**Given entries**.
....................

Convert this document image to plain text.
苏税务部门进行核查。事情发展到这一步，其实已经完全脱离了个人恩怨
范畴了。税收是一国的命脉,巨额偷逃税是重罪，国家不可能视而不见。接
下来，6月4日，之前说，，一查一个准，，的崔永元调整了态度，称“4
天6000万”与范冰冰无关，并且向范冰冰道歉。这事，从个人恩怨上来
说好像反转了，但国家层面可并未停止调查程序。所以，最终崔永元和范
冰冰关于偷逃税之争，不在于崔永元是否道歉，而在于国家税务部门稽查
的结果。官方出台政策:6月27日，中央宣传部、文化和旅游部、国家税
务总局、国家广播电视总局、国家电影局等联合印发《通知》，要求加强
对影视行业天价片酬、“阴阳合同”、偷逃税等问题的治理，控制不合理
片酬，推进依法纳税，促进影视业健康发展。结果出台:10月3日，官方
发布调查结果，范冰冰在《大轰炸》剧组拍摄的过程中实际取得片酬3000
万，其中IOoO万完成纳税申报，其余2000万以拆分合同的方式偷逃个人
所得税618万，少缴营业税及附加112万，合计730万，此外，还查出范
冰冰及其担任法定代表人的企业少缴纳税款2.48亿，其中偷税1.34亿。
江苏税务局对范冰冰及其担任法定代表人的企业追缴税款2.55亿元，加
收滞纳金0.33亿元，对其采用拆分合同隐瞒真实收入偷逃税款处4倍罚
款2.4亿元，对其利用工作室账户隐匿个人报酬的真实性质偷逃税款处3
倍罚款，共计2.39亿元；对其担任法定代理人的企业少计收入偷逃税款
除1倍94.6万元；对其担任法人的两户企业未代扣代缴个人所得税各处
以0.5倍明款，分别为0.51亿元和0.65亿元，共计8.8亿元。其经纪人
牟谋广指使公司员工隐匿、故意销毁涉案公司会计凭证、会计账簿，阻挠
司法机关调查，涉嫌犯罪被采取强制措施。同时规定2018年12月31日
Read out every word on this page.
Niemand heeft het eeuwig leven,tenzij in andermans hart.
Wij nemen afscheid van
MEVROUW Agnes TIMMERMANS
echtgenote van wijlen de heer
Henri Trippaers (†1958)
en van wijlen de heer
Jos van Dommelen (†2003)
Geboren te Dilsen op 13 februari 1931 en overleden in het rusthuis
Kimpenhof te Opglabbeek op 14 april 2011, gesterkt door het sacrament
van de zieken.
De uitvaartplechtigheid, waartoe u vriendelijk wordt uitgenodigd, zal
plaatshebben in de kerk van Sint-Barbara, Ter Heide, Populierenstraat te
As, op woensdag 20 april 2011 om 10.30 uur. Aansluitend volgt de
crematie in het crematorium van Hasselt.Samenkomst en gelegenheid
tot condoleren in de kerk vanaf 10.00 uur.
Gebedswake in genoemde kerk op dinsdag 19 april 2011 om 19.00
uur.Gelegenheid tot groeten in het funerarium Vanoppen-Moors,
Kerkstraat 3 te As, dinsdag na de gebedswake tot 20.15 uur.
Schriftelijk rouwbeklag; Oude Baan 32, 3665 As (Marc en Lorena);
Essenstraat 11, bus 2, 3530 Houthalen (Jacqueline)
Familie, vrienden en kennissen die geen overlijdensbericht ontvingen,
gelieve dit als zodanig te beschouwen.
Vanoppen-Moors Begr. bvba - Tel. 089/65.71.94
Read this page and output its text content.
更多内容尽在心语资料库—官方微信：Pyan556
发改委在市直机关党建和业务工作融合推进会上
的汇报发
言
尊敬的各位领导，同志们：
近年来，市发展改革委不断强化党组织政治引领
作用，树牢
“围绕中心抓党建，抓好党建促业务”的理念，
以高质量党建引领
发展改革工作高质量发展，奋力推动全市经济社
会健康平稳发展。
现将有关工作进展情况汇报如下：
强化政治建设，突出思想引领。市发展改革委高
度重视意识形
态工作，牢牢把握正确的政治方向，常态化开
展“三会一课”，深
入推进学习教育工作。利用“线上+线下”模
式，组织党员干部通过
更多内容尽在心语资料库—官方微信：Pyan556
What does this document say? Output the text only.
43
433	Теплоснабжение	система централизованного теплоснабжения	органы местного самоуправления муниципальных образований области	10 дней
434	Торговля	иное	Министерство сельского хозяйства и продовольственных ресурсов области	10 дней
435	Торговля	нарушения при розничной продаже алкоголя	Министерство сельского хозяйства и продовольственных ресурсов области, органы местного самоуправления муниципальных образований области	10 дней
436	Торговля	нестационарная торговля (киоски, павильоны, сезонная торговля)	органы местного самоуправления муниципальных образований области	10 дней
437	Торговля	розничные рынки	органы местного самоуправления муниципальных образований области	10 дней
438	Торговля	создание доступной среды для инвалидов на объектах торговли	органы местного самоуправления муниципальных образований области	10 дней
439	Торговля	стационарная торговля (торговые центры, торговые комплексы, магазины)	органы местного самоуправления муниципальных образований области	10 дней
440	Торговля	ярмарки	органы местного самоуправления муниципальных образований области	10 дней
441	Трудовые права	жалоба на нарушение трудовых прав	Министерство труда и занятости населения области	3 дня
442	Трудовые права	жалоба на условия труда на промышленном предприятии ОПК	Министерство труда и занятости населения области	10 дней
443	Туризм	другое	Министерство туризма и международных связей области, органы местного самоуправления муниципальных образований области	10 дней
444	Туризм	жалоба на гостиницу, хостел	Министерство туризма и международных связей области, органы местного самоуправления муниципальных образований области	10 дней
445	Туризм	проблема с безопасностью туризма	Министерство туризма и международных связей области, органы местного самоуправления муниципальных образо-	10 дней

....................

**Given request**. Using the data above, output each line exactly.

**The output**.
Convert this document image to plain text.
苏税务部门进行核查。事情发展到这一步，其实已经完全脱离了个人恩怨
范畴了。税收是一国的命脉,巨额偷逃税是重罪，国家不可能视而不见。接
下来，6月4日，之前说，，一查一个准，，的崔永元调整了态度，称“4
天6000万”与范冰冰无关，并且向范冰冰道歉。这事，从个人恩怨上来
说好像反转了，但国家层面可并未停止调查程序。所以，最终崔永元和范
冰冰关于偷逃税之争，不在于崔永元是否道歉，而在于国家税务部门稽查
的结果。官方出台政策:6月27日，中央宣传部、文化和旅游部、国家税
务总局、国家广播电视总局、国家电影局等联合印发《通知》，要求加强
对影视行业天价片酬、“阴阳合同”、偷逃税等问题的治理，控制不合理
片酬，推进依法纳税，促进影视业健康发展。结果出台:10月3日，官方
发布调查结果，范冰冰在《大轰炸》剧组拍摄的过程中实际取得片酬3000
万，其中IOoO万完成纳税申报，其余2000万以拆分合同的方式偷逃个人
所得税618万，少缴营业税及附加112万，合计730万，此外，还查出范
冰冰及其担任法定代表人的企业少缴纳税款2.48亿，其中偷税1.34亿。
江苏税务局对范冰冰及其担任法定代表人的企业追缴税款2.55亿元，加
收滞纳金0.33亿元，对其采用拆分合同隐瞒真实收入偷逃税款处4倍罚
款2.4亿元，对其利用工作室账户隐匿个人报酬的真实性质偷逃税款处3
倍罚款，共计2.39亿元；对其担任法定代理人的企业少计收入偷逃税款
除1倍94.6万元；对其担任法人的两户企业未代扣代缴个人所得税各处
以0.5倍明款，分别为0.51亿元和0.65亿元，共计8.8亿元。其经纪人
牟谋广指使公司员工隐匿、故意销毁涉案公司会计凭证、会计账簿，阻挠
司法机关调查，涉嫌犯罪被采取强制措施。同时规定2018年12月31日
Read out every word on this page.
Niemand heeft het eeuwig leven,tenzij in andermans hart.
Wij nemen afscheid van
MEVROUW Agnes TIMMERMANS
echtgenote van wijlen de heer
Henri Trippaers (†1958)
en van wijlen de heer
Jos van Dommelen (†2003)
Geboren te Dilsen op 13 februari 1931 en overleden in het rusthuis
Kimpenhof te Opglabbeek op 14 april 2011, gesterkt door het sacrament
van de zieken.
De uitvaartplechtigheid, waartoe u vriendelijk wordt uitgenodigd, zal
plaatshebben in de kerk van Sint-Barbara, Ter Heide, Populierenstraat te
As, op woensdag 20 april 2011 om 10.30 uur. Aansluitend volgt de
crematie in het crematorium van Hasselt.Samenkomst en gelegenheid
tot condoleren in de kerk vanaf 10.00 uur.
Gebedswake in genoemde kerk op dinsdag 19 april 2011 om 19.00
uur.Gelegenheid tot groeten in het funerarium Vanoppen-Moors,
Kerkstraat 3 te As, dinsdag na de gebedswake tot 20.15 uur.
Schriftelijk rouwbeklag; Oude Baan 32, 3665 As (Marc en Lorena);
Essenstraat 11, bus 2, 3530 Houthalen (Jacqueline)
Familie, vrienden en kennissen die geen overlijdensbericht ontvingen,
gelieve dit als zodanig te beschouwen.
Vanoppen-Moors Begr. bvba - Tel. 089/65.71.94
Read this page and output its text content.
更多内容尽在心语资料库—官方微信：Pyan556
发改委在市直机关党建和业务工作融合推进会上
的汇报发
言
尊敬的各位领导，同志们：
近年来，市发展改革委不断强化党组织政治引领
作用，树牢
“围绕中心抓党建，抓好党建促业务”的理念，
以高质量党建引领
发展改革工作高质量发展，奋力推动全市经济社
会健康平稳发展。
现将有关工作进展情况汇报如下：
强化政治建设，突出思想引领。市发展改革委高
度重视意识形
态工作，牢牢把握正确的政治方向，常态化开
展“三会一课”，深
入推进学习教育工作。利用“线上+线下”模
式，组织党员干部通过
更多内容尽在心语资料库—官方微信：Pyan556
What does this document say? Output the text only.
43
433	Теплоснабжение	система централизованного теплоснабжения	органы местного самоуправления муниципальных образований области	10 дней
434	Торговля	иное	Министерство сельского хозяйства и продовольственных ресурсов области	10 дней
435	Торговля	нарушения при розничной продаже алкоголя	Министерство сельского хозяйства и продовольственных ресурсов области, органы местного самоуправления муниципальных образований области	10 дней
436	Торговля	нестационарная торговля (киоски, павильоны, сезонная торговля)	органы местного самоуправления муниципальных образований области	10 дней
437	Торговля	розничные рынки	органы местного самоуправления муниципальных образований области	10 дней
438	Торговля	создание доступной среды для инвалидов на объектах торговли	органы местного самоуправления муниципальных образований области	10 дней
439	Торговля	стационарная торговля (торговые центры, торговые комплексы, магазины)	органы местного самоуправления муниципальных образований области	10 дней
440	Торговля	ярмарки	органы местного самоуправления муниципальных образований области	10 дней
441	Трудовые права	жалоба на нарушение трудовых прав	Министерство труда и занятости населения области	3 дня
442	Трудовые права	жалоба на условия труда на промышленном предприятии ОПК	Министерство труда и занятости населения области	10 дней
443	Туризм	другое	Министерство туризма и международных связей области, органы местного самоуправления муниципальных образований области	10 дней
444	Туризм	жалоба на гостиницу, хостел	Министерство туризма и международных связей области, органы местного самоуправления муниципальных образований области	10 дней
445	Туризм	проблема с безопасностью туризма	Министерство туризма и международных связей области, органы местного самоуправления муниципальных образо-	10 дней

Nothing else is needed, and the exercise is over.